▸ Brief
Using the entries that follow, collect the lines where the word "grid" appears.

** start Dataset rows **

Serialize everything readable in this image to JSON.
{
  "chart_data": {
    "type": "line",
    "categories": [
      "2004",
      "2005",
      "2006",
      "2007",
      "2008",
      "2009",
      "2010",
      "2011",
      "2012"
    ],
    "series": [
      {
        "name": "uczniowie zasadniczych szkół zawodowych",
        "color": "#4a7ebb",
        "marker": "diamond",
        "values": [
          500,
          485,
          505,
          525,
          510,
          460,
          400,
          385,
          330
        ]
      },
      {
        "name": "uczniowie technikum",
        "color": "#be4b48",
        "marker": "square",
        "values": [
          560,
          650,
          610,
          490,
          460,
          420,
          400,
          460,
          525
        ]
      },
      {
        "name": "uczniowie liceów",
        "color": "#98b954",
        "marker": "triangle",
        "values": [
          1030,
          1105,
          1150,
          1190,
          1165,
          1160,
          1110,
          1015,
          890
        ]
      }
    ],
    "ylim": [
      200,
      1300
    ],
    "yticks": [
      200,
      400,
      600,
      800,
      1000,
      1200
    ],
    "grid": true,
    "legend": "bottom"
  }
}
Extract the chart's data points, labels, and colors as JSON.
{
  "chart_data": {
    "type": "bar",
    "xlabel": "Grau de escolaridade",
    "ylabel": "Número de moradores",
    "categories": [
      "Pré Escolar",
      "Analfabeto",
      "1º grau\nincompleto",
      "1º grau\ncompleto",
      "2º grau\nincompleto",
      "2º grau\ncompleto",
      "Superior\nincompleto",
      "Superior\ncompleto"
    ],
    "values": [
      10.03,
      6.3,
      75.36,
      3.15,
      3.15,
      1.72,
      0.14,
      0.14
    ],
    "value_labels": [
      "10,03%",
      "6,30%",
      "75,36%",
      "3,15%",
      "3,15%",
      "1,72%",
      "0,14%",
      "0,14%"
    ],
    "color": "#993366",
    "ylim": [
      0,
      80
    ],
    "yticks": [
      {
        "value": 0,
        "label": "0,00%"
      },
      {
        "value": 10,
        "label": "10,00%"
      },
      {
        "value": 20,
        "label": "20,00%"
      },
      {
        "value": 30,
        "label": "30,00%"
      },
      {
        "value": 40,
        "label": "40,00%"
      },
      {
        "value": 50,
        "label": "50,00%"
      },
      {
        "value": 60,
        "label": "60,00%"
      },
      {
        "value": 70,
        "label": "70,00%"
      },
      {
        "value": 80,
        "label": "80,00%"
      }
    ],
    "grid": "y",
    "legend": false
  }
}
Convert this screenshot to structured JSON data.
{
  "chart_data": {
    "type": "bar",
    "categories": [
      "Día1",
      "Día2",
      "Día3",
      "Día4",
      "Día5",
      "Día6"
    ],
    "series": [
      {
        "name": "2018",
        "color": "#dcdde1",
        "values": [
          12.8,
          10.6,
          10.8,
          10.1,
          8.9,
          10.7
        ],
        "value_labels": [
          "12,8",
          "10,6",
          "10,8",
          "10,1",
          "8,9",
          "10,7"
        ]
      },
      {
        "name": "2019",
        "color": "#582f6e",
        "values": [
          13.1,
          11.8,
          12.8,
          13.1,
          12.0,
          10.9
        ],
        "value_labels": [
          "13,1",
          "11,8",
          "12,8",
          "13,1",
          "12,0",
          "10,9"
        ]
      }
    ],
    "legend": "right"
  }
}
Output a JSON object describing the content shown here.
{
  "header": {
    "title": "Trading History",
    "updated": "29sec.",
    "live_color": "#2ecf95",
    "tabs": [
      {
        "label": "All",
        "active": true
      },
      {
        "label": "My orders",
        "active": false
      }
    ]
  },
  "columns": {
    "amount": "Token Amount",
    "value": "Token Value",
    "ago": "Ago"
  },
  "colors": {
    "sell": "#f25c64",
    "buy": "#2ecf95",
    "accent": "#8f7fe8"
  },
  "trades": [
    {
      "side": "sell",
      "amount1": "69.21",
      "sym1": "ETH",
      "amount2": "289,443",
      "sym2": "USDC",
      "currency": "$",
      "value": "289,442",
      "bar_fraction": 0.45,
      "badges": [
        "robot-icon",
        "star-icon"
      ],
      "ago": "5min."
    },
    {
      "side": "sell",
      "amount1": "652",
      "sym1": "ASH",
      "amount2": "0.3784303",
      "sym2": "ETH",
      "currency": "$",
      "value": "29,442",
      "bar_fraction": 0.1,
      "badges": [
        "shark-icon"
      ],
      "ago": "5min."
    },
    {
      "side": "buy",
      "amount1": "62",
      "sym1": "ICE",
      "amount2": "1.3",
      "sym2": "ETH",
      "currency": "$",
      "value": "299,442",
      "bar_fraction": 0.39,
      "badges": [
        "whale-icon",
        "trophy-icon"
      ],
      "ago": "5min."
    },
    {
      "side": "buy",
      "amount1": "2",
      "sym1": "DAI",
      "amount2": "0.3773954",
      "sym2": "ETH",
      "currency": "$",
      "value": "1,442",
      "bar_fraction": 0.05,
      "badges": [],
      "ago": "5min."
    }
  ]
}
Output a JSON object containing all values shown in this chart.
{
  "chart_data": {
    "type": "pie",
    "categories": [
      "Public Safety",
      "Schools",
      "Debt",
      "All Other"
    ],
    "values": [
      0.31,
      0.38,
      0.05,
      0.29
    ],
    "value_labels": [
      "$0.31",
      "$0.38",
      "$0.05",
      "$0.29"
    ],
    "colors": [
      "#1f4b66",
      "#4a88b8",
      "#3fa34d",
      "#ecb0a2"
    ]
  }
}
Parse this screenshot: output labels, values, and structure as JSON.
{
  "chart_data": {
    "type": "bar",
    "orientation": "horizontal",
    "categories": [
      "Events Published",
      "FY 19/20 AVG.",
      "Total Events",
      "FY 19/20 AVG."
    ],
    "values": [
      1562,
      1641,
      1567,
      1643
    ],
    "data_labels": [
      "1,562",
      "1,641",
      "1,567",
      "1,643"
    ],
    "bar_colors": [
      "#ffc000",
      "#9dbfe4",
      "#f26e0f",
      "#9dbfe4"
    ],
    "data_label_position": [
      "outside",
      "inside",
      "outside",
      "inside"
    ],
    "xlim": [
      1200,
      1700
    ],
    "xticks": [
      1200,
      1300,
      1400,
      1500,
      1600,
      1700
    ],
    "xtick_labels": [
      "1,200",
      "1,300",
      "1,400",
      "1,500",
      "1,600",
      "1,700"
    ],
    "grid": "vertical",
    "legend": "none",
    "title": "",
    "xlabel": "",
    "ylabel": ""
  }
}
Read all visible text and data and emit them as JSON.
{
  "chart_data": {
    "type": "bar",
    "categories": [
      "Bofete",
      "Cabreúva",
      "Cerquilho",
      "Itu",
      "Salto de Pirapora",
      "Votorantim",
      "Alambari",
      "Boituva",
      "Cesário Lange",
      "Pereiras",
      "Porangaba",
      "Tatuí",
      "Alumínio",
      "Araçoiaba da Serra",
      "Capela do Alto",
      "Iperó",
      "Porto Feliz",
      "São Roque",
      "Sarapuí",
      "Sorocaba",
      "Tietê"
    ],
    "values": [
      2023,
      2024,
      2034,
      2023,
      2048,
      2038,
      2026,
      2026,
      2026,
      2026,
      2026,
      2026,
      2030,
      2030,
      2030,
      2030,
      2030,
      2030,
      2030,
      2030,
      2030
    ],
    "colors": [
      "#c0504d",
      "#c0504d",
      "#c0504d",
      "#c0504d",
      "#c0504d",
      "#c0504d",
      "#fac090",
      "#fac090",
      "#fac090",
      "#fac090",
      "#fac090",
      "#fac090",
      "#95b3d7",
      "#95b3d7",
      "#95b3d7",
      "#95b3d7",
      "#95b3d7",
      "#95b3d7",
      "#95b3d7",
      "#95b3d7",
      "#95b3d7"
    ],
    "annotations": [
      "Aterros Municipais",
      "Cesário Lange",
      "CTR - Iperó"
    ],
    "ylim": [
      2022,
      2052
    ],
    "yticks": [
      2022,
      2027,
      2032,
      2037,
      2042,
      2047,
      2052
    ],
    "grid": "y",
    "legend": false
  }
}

** end Dataset rows **

▸ The answer
    "grid": true,
    "grid": "y",
    "grid": "vertical",
    "grid": "y",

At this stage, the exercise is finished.